Quote each line exactly, from the line that contains "OCR this image." down to the last line of the listing, and no other lines.

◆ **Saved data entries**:
++++
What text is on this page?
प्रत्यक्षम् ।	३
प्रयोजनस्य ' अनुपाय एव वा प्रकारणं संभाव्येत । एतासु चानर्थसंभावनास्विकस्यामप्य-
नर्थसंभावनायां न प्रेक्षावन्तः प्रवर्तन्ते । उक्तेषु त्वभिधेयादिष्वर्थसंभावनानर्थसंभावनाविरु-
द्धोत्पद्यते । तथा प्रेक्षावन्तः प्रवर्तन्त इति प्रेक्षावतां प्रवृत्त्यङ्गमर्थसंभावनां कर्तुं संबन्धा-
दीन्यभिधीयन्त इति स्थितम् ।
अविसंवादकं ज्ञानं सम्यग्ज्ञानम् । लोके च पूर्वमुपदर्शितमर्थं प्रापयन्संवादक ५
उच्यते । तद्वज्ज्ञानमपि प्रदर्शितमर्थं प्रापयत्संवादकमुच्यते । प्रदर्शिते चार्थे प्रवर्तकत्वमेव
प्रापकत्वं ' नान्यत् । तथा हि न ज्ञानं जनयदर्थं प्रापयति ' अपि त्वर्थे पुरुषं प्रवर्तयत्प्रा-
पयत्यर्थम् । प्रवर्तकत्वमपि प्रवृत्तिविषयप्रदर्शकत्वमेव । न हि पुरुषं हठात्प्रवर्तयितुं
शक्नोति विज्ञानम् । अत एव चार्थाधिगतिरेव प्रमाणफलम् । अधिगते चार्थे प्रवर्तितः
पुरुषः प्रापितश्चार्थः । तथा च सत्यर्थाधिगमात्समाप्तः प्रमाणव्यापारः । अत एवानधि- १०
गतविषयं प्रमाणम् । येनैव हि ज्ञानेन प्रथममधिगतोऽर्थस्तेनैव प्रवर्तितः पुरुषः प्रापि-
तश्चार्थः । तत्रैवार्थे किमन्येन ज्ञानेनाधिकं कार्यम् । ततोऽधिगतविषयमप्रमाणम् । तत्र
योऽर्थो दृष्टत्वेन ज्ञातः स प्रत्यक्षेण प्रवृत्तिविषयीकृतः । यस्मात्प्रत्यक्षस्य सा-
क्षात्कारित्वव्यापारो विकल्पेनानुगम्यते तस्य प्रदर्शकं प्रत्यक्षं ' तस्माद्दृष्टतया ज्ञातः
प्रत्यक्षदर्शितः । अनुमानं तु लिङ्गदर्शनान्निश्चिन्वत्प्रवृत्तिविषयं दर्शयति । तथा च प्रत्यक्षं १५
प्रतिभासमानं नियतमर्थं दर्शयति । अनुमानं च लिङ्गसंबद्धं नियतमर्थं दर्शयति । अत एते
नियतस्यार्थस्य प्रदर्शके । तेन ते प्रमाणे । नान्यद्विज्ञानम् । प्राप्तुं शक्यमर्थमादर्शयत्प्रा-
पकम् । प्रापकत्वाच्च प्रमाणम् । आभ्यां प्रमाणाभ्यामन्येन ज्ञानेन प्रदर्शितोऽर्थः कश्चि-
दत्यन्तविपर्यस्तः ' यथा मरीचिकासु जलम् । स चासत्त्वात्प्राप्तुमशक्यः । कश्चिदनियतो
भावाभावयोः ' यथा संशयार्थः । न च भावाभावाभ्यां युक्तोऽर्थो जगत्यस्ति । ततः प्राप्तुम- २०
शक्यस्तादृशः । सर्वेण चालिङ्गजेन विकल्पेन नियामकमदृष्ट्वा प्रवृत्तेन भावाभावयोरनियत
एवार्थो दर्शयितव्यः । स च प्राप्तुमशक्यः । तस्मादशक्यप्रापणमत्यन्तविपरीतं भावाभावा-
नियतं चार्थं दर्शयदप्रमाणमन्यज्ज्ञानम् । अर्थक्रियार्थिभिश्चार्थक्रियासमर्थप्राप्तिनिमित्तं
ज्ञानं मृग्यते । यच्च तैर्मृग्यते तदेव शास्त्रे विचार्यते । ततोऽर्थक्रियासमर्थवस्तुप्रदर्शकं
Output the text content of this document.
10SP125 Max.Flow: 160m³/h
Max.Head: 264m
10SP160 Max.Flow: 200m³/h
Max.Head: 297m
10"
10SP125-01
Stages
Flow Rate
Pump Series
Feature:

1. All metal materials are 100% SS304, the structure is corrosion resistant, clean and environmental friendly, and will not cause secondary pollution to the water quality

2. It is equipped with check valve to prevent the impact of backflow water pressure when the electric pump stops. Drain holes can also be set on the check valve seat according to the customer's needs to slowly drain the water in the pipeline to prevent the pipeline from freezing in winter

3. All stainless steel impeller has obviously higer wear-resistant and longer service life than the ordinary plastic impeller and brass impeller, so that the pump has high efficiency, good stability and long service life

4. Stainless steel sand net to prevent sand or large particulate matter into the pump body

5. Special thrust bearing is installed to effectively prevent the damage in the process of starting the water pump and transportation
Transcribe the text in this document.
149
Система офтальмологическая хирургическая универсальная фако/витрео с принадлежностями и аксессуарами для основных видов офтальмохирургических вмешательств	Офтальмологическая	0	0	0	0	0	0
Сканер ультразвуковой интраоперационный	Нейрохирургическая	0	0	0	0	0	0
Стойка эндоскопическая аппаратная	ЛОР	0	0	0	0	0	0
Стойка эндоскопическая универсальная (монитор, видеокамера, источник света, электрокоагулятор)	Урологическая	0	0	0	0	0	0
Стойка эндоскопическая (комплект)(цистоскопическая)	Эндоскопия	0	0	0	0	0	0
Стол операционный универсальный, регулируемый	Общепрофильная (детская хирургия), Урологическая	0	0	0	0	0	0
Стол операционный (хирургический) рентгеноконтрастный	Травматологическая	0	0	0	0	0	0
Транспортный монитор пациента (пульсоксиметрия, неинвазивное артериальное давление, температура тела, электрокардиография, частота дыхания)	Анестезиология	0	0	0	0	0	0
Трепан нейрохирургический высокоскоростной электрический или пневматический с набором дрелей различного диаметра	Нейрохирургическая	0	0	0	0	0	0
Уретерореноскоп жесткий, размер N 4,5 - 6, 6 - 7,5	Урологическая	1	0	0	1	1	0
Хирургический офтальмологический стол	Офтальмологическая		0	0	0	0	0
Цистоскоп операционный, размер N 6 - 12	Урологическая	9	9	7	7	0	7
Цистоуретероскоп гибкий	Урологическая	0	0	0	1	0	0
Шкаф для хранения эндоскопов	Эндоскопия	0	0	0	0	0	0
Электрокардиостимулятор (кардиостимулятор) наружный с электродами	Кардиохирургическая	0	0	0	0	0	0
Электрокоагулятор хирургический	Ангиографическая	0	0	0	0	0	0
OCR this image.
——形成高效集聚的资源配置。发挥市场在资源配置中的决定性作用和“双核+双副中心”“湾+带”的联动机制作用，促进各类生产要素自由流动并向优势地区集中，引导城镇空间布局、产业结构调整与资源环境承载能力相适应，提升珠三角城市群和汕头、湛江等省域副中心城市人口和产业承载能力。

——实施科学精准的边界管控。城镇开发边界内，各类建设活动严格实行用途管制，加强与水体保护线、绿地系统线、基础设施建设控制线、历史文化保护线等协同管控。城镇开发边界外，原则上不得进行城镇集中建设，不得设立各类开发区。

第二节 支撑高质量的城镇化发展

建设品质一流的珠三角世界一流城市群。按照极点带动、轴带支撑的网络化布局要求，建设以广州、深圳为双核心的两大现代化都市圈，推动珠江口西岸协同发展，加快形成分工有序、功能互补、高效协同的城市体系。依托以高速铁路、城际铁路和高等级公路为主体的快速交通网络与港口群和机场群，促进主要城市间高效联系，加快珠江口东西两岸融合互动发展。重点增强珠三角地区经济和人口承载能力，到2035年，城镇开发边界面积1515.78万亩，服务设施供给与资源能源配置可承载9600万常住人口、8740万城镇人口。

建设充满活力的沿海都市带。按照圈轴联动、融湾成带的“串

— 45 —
++++
◆ **EXPECTED ANSWER**:
OCR this image.
——形成高效集聚的资源配置。发挥市场在资源配置中的决定性作用和“双核+双副中心”“湾+带”的联动机制作用，促进各类生产要素自由流动并向优势地区集中，引导城镇空间布局、产业结构调整与资源环境承载能力相适应，提升珠三角城市群和汕头、湛江等省域副中心城市人口和产业承载能力。

——实施科学精准的边界管控。城镇开发边界内，各类建设活动严格实行用途管制，加强与水体保护线、绿地系统线、基础设施建设控制线、历史文化保护线等协同管控。城镇开发边界外，原则上不得进行城镇集中建设，不得设立各类开发区。

第二节 支撑高质量的城镇化发展

建设品质一流的珠三角世界一流城市群。按照极点带动、轴带支撑的网络化布局要求，建设以广州、深圳为双核心的两大现代化都市圈，推动珠江口西岸协同发展，加快形成分工有序、功能互补、高效协同的城市体系。依托以高速铁路、城际铁路和高等级公路为主体的快速交通网络与港口群和机场群，促进主要城市间高效联系，加快珠江口东西两岸融合互动发展。重点增强珠三角地区经济和人口承载能力，到2035年，城镇开发边界面积1515.78万亩，服务设施供给与资源能源配置可承载9600万常住人口、8740万城镇人口。

建设充满活力的沿海都市带。按照圈轴联动、融湾成带的“串

— 45 —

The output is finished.